Selected extract ::

* * *

Campaign Action
Let's count the people that the House Trumpcare bill, which Majority Leader Mitch McConnell is fast-tracking in the Senate with some changes, will screw. There's the disabled, the children, and even the people with employer-provided insurance. Oh, and the people on Medicare, too it turns out. The Kaiser Family Foundation took a look at what repealing the Affordable Care Act and replacing it with Trumpcare would do to Medicare, since it would disproportionately hit lower-income people in the 50-64 age bracket.
The loss of coverage for adults in their 50s and early 60s could have ripple effects for Medicare, a possibility that has received little attention. If the AHCA results in a loss of health insurance for a meaningful number of people in their late 50s and early 60s, as CBO projects, there is good reason to believe that people who lose insurance will delay care, if they can, until they turn 65 and go on Medicare, and then use more services once on Medicare. This could cause Medicare to increase, and when Medicare spending rises, premiums and cost-sharing do too.

* * *

Required work ::
1: Answer these questions from the passage on Trumpcare and Medicare.
(a) Which organization examined what the repeal and replacement would do to Medicare?
(b) Which age bracket would the change disproportionately hit?
(c) Besides Medicare spending, what two things rise along with it?
2: Decide whether each statement agrees with the passage on Trumpcare and Medicare, and quote the words that settle it.
(a) The House bill is being fast-tracked in the Senate with some changes.
(b) The possible ripple effects for Medicare have drawn wide attention.
(c) People with employer-provided insurance are among those the bill is said to hurt.
3: Proceed with the passage on Trumpcare and Medicare, starting after its last sentence.

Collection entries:
* * *

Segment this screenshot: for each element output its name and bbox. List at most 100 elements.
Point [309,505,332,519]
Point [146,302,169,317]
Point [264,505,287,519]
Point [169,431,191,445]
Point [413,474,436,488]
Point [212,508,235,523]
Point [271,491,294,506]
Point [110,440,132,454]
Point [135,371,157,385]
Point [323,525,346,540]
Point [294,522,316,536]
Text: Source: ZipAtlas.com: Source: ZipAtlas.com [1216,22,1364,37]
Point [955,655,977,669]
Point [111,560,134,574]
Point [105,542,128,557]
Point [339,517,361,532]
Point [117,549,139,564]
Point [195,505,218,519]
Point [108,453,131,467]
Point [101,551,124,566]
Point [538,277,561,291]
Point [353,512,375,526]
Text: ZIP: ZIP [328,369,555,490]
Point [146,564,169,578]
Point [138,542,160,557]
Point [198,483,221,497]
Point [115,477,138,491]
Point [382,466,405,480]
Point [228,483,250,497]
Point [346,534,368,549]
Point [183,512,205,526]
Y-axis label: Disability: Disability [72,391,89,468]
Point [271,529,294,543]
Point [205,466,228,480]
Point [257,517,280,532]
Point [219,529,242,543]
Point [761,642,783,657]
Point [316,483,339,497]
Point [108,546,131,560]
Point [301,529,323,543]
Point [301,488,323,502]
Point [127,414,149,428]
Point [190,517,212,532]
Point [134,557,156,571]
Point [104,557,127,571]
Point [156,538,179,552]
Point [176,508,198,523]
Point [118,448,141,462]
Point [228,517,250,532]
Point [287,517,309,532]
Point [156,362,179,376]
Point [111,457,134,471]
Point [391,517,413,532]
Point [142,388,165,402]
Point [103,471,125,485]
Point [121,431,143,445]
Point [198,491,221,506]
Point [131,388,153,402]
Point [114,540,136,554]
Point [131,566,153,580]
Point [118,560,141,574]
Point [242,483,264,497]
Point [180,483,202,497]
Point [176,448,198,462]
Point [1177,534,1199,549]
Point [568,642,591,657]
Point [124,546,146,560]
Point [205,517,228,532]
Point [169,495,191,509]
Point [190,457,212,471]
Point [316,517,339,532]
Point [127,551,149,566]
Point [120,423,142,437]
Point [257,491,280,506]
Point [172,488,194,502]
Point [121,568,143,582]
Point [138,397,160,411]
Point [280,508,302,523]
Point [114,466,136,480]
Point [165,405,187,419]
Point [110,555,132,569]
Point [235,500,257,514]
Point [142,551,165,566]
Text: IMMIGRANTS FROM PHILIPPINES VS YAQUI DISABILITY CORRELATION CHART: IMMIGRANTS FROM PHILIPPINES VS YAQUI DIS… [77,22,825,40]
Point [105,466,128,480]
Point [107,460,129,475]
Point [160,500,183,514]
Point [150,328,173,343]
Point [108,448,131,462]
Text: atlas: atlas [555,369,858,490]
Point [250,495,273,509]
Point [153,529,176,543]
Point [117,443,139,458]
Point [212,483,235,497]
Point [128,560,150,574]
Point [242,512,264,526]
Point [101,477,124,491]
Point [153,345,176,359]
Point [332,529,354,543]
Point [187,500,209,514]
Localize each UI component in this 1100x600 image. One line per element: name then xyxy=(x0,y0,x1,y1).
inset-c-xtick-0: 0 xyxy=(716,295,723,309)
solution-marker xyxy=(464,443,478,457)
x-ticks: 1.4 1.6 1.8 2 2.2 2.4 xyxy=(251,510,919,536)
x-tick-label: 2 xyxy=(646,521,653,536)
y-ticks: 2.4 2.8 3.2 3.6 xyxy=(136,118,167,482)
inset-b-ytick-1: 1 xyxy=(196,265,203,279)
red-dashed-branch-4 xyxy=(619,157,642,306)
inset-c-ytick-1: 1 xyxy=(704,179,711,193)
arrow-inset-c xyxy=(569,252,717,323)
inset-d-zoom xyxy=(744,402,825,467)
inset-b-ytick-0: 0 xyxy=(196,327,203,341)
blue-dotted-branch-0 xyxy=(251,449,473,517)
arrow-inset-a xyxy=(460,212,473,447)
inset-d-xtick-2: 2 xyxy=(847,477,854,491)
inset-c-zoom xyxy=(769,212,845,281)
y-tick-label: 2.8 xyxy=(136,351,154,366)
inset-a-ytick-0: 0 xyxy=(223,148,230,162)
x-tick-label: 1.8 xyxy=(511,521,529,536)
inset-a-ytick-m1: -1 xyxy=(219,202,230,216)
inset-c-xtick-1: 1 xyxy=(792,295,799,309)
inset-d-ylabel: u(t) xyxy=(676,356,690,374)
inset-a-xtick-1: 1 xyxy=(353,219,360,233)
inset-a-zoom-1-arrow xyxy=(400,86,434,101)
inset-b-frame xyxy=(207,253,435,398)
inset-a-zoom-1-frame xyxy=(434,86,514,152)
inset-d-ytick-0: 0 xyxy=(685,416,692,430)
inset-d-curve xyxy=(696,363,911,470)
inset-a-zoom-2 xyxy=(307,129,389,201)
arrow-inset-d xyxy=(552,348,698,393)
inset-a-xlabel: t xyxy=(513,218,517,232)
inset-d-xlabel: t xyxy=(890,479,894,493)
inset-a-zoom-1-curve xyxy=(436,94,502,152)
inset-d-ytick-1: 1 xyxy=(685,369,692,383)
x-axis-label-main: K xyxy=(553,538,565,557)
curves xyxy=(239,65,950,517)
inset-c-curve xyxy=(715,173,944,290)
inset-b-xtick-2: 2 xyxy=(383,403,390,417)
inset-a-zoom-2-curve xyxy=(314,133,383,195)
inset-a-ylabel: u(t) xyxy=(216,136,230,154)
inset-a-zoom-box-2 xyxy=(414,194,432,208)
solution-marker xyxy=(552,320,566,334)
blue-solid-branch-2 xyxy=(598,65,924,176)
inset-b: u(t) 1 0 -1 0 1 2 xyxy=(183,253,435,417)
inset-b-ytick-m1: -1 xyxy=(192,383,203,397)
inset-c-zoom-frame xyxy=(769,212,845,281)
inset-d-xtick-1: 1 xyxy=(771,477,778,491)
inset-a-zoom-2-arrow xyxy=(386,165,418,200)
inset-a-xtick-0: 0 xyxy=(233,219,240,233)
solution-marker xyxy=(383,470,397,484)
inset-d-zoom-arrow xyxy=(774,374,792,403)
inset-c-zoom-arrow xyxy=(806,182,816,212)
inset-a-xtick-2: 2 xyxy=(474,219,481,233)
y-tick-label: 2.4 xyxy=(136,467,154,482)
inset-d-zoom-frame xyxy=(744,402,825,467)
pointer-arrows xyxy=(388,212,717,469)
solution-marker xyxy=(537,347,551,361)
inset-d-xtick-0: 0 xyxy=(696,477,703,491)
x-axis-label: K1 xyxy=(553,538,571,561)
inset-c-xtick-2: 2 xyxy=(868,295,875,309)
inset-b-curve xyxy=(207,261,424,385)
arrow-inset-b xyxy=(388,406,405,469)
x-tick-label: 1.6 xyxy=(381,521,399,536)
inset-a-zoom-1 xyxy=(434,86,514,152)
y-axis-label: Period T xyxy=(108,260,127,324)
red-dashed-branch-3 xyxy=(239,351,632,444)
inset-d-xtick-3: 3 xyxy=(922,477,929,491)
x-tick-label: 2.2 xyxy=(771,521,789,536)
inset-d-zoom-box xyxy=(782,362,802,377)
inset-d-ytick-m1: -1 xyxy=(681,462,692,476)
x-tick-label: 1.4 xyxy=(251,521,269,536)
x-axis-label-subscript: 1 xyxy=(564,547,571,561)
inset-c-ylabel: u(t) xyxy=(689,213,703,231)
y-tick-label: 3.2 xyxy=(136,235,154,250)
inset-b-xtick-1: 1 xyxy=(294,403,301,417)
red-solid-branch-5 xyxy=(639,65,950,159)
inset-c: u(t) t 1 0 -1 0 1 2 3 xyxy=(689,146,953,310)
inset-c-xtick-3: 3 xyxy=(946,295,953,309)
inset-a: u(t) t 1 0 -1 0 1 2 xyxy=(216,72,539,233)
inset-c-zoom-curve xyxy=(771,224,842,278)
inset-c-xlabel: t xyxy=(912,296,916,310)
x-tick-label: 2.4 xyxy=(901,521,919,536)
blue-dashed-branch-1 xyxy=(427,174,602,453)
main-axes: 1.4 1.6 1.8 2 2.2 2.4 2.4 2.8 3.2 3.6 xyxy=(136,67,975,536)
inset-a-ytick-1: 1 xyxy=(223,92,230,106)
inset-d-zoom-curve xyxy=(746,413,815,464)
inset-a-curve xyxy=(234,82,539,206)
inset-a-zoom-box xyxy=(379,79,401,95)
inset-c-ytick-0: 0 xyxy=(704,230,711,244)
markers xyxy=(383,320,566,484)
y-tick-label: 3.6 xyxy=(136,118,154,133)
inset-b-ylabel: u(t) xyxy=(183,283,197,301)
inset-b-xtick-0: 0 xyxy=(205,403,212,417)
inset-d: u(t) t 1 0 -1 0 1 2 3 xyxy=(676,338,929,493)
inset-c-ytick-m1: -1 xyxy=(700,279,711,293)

* * *

Exercise responses ::
1:
(a) The Kaiser Family Foundation.
(b) Lower-income people in the 50-64 age bracket.
(c) Premiums and cost-sharing.

2:
(a) Yes: "which Majority Leader Mitch McConnell is fast-tracking in the Senate with some changes"
(b) No: "a possibility that has received little attention"
(c) Yes: "and even the people with employer-provided insurance"

3:
A 2007 study published in the New England Journal of Medicine that looked at previously uninsured Medicare beneficiaries helps explain this dynamic. It showed a direct relationship between lack of insurance (pre-65) to higher service use and spending (post-65). Previously uninsured adults were more likely than those with insurance to report a decline in health, and a decline in health (pre-65) was associated with 23.4% more doctor visits and 37% more hospitalizations after age 65. Depending on the number of people who lose coverage and how long they remain uninsured, the impact for Medicare may initially be modest, but could compound with time.
In addition, the AHCA would repeal the Medicare payroll tax imposed on high earners, a change that would accelerate the insolvency of the Medicare Hospital Insurance Trust Fund and put the financing of future Medicare benefits at greater risk for current and future generations of older adults—another factor to consider as this debate moves forward.
So that's not good for the one group of people seemingly shielded from the effects of ACA repeal and Trumpcare—the Medicare population not yet needing the assistance of Medicaid for long-term care. The only people who are completely protected from the effects of this are the super rich who will always be able to pay for their own health care.